Problem to solve.
Copy every line that holds "this".
++++++++
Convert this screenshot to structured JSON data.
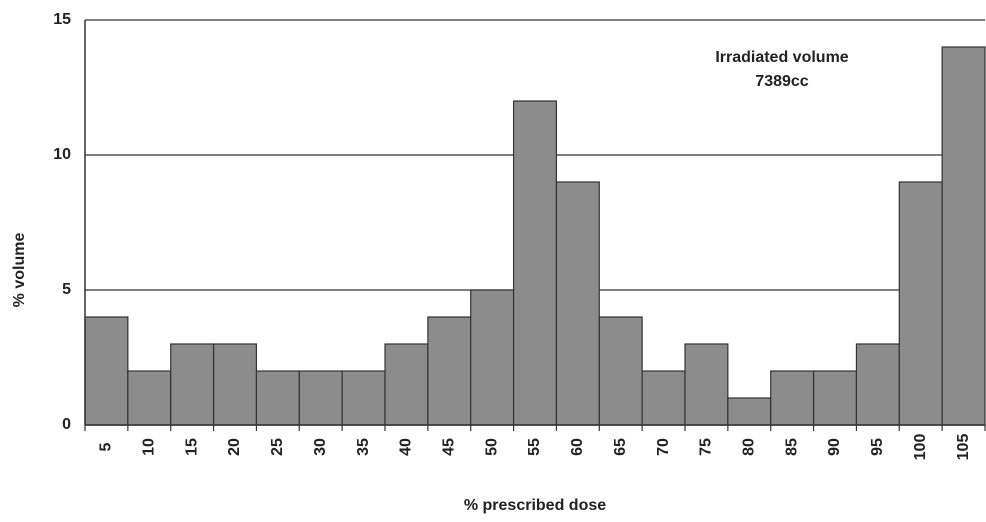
{
  "chart_data": {
    "type": "bar",
    "x_label": "% prescribed dose",
    "y_label": "% volume",
    "annotations": [
      "Irradiated volume",
      "7389cc"
    ],
    "categories": [
      "5",
      "10",
      "15",
      "20",
      "25",
      "30",
      "35",
      "40",
      "45",
      "50",
      "55",
      "60",
      "65",
      "70",
      "75",
      "80",
      "85",
      "90",
      "95",
      "100",
      "105"
    ],
    "values": [
      4,
      2,
      3,
      3,
      2,
      2,
      2,
      3,
      4,
      5,
      12,
      9,
      4,
      2,
      3,
      1,
      2,
      2,
      3,
      9,
      14
    ],
    "color": "#8c8c8c",
    "ylim": [
      0,
      15
    ],
    "yticks": [
      0,
      5,
      10,
      15
    ],
    "grid": true
  }
}
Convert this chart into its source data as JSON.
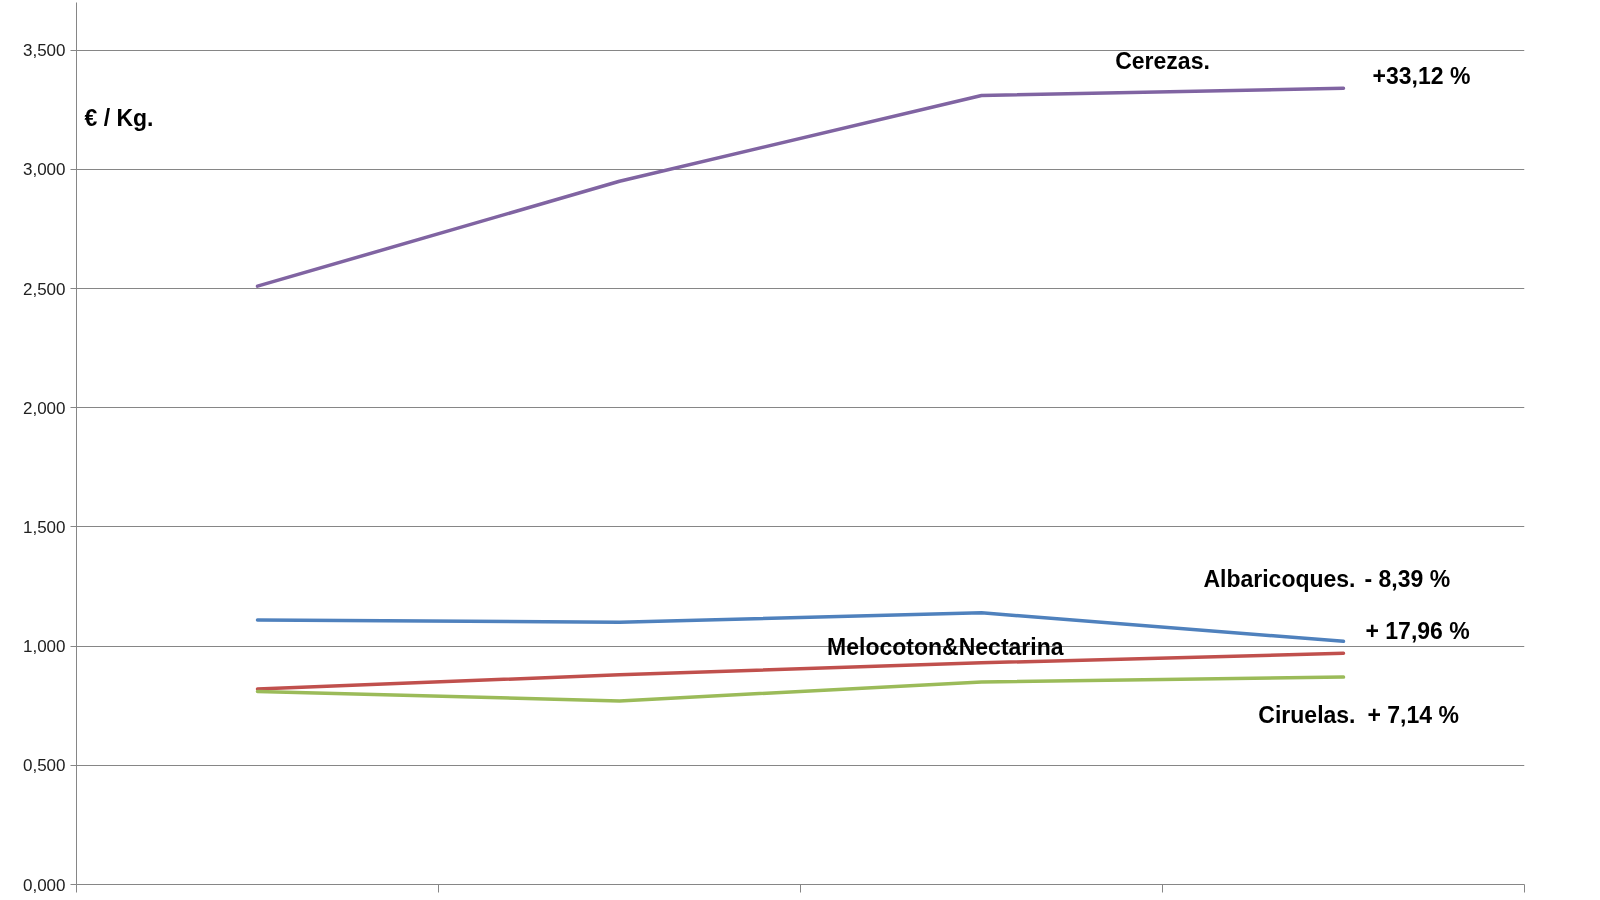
{
  "chart_data": {
    "type": "line",
    "categories": [
      null,
      null,
      null,
      null
    ],
    "ylabel": "€ / Kg.",
    "series": [
      {
        "name": "Cerezas.",
        "color": "#8064a2",
        "values": [
          2.51,
          2.95,
          3.31,
          3.34
        ]
      },
      {
        "name": "Albaricoques.",
        "color": "#4f81bd",
        "values": [
          1.11,
          1.1,
          1.14,
          1.02
        ]
      },
      {
        "name": "Melocoton&Nectarina",
        "color": "#c0504d",
        "values": [
          0.82,
          0.88,
          0.93,
          0.97
        ]
      },
      {
        "name": "Ciruelas.",
        "color": "#9bbb59",
        "values": [
          0.81,
          0.77,
          0.85,
          0.87
        ]
      }
    ],
    "annotations": [
      "+33,12 %",
      "- 8,39 %",
      "+ 17,96 %",
      "+ 7,14 %"
    ],
    "ylim": [
      0,
      3.7
    ],
    "yticks": [
      {
        "value": 0,
        "label": "0,000"
      },
      {
        "value": 0.5,
        "label": "0,500"
      },
      {
        "value": 1,
        "label": "1,000"
      },
      {
        "value": 1.5,
        "label": "1,500"
      },
      {
        "value": 2,
        "label": "2,000"
      },
      {
        "value": 2.5,
        "label": "2,500"
      },
      {
        "value": 3,
        "label": "3,000"
      },
      {
        "value": 3.5,
        "label": "3,500"
      }
    ],
    "grid": "y",
    "tick_labels": "y",
    "line_style": "solid"
  }
}
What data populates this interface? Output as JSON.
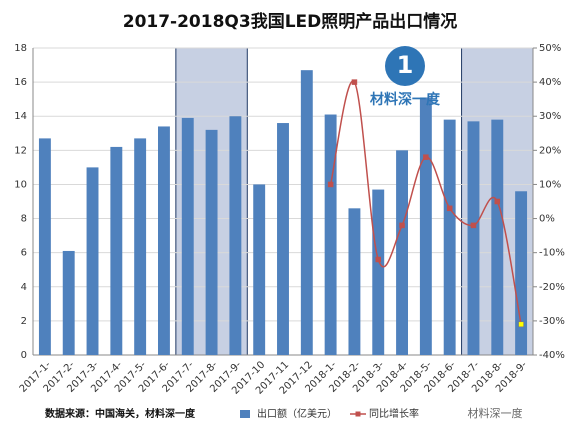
{
  "chart_data": {
    "type": "bar_line",
    "title": "2017-2018Q3我国LED照明产品出口情况",
    "categories": [
      "2017-1-",
      "2017-2-",
      "2017-3-",
      "2017-4-",
      "2017-5-",
      "2017-6-",
      "2017-7-",
      "2017-8-",
      "2017-9-",
      "2017-10",
      "2017-11",
      "2017-12",
      "2018-1-",
      "2018-2-",
      "2018-3-",
      "2018-4-",
      "2018-5-",
      "2018-6-",
      "2018-7-",
      "2018-8-",
      "2018-9-"
    ],
    "series": [
      {
        "name": "出口额（亿美元）",
        "color": "#4f81bd",
        "axis": "y",
        "values": [
          12.7,
          6.1,
          11.0,
          12.2,
          12.7,
          13.4,
          13.9,
          13.2,
          14.0,
          10.0,
          13.6,
          16.7,
          14.1,
          8.6,
          9.7,
          12.0,
          15.1,
          13.8,
          13.7,
          13.8,
          9.6
        ]
      },
      {
        "name": "同比增长率",
        "color": "#c0504d",
        "axis": "y2",
        "last_marker_color": "#ffff00",
        "values": [
          null,
          null,
          null,
          null,
          null,
          null,
          null,
          null,
          null,
          null,
          null,
          null,
          10,
          40,
          -12,
          -2,
          18,
          3,
          -2,
          5,
          -31
        ]
      }
    ],
    "ylim": [
      0,
      18
    ],
    "yticks": [
      0,
      2,
      4,
      6,
      8,
      10,
      12,
      14,
      16,
      18
    ],
    "y2lim": [
      -40,
      50
    ],
    "y2ticks": [
      {
        "value": -40,
        "label": "-40%"
      },
      {
        "value": -30,
        "label": "-30%"
      },
      {
        "value": -20,
        "label": "-20%"
      },
      {
        "value": -10,
        "label": "-10%"
      },
      {
        "value": 0,
        "label": "0%"
      },
      {
        "value": 10,
        "label": "10%"
      },
      {
        "value": 20,
        "label": "20%"
      },
      {
        "value": 30,
        "label": "30%"
      },
      {
        "value": 40,
        "label": "40%"
      },
      {
        "value": 50,
        "label": "50%"
      }
    ],
    "grid": true,
    "source_note": "数据来源：中国海关，材料深一度",
    "watermark": "材料深一度",
    "footer_watermark": "材料深一度"
  }
}
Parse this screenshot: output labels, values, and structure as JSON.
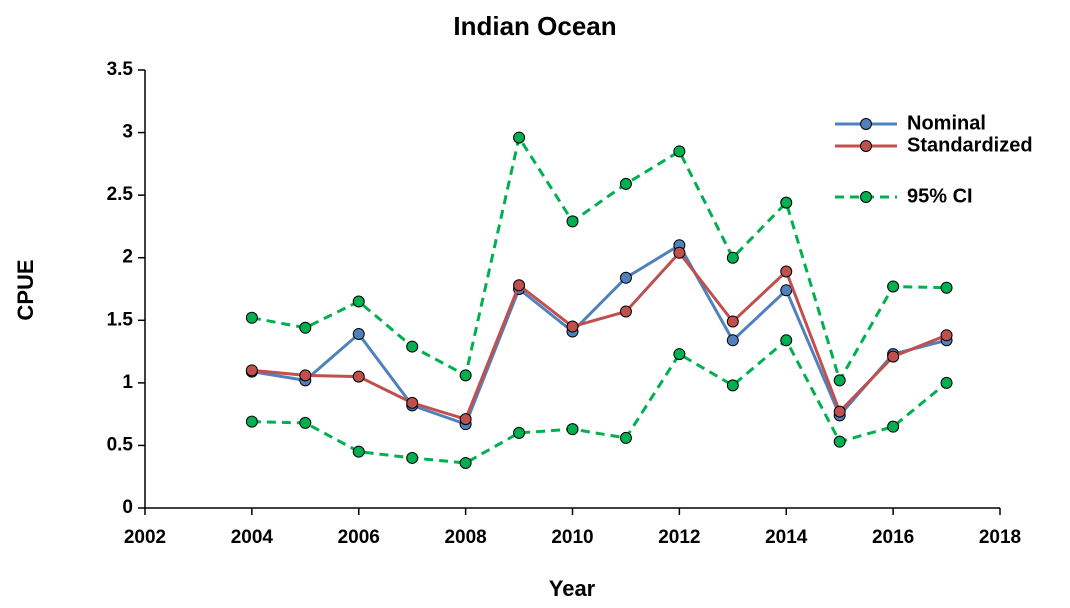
{
  "chart_data": {
    "type": "line",
    "title": "Indian Ocean",
    "x_label": "Year",
    "y_label": "CPUE",
    "x": [
      2004,
      2005,
      2006,
      2007,
      2008,
      2009,
      2010,
      2011,
      2012,
      2013,
      2014,
      2015,
      2016,
      2017
    ],
    "series": [
      {
        "name": "Nominal",
        "color": "#4f81bd",
        "values": [
          1.09,
          1.02,
          1.39,
          0.82,
          0.67,
          1.75,
          1.41,
          1.84,
          2.1,
          1.34,
          1.74,
          0.74,
          1.23,
          1.34
        ]
      },
      {
        "name": "Standardized",
        "color": "#c0504d",
        "values": [
          1.1,
          1.06,
          1.05,
          0.84,
          0.71,
          1.78,
          1.45,
          1.57,
          2.04,
          1.49,
          1.89,
          0.77,
          1.21,
          1.38
        ]
      },
      {
        "name": "95% CI",
        "color": "#00b050",
        "dashed": true,
        "upper": [
          1.52,
          1.44,
          1.65,
          1.29,
          1.06,
          2.96,
          2.29,
          2.59,
          2.85,
          2.0,
          2.44,
          1.02,
          1.77,
          1.76
        ],
        "lower": [
          0.69,
          0.68,
          0.45,
          0.4,
          0.36,
          0.6,
          0.63,
          0.56,
          1.23,
          0.98,
          1.34,
          0.53,
          0.65,
          1.0
        ]
      }
    ],
    "xlim": [
      2002,
      2018
    ],
    "xticks": [
      2002,
      2004,
      2006,
      2008,
      2010,
      2012,
      2014,
      2016,
      2018
    ],
    "ylim": [
      0,
      3.5
    ],
    "yticks": [
      0,
      0.5,
      1,
      1.5,
      2,
      2.5,
      3,
      3.5
    ],
    "legend": "upper right"
  }
}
++++++++
Exercise solution.
Convert this screenshot to structured JSON data.
Convert this chart into its source data as JSON.
What data populates this interface? Output as JSON.
Parse this screenshot: output labels, values, and structure as JSON.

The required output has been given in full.